*Stated problem*: Count the lines below that contain the word "demi" and give only that number.

*Exercise input*:

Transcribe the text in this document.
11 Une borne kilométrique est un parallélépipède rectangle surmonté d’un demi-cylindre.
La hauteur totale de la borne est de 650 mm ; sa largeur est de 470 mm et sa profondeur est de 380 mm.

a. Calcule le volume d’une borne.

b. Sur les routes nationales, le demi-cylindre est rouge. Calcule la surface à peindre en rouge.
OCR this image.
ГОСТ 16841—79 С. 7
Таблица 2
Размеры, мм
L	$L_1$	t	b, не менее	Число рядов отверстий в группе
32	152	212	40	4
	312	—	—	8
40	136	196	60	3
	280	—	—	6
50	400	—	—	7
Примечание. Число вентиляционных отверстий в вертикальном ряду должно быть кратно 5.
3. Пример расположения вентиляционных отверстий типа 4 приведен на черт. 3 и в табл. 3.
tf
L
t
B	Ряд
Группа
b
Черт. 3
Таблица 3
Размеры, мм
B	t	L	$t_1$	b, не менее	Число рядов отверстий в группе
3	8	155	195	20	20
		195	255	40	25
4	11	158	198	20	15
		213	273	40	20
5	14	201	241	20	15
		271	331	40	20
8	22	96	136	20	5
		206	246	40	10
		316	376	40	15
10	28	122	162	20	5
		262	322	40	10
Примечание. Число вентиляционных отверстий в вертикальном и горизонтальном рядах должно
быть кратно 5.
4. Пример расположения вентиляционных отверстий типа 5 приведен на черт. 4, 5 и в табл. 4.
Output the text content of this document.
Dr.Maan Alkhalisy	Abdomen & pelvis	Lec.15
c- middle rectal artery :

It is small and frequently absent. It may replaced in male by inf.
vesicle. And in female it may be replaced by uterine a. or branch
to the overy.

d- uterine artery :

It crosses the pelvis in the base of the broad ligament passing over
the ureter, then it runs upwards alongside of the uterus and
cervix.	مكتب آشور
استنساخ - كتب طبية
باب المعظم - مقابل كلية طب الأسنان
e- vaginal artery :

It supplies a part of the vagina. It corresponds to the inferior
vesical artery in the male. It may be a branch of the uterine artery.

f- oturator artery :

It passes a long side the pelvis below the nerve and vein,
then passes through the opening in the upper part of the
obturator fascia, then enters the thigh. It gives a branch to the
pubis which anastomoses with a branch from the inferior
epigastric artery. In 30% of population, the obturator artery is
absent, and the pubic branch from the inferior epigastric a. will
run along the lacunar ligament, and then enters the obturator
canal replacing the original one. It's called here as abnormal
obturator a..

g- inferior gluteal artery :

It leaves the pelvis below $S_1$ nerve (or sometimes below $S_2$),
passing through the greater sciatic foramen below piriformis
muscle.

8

*Response to the task*: 2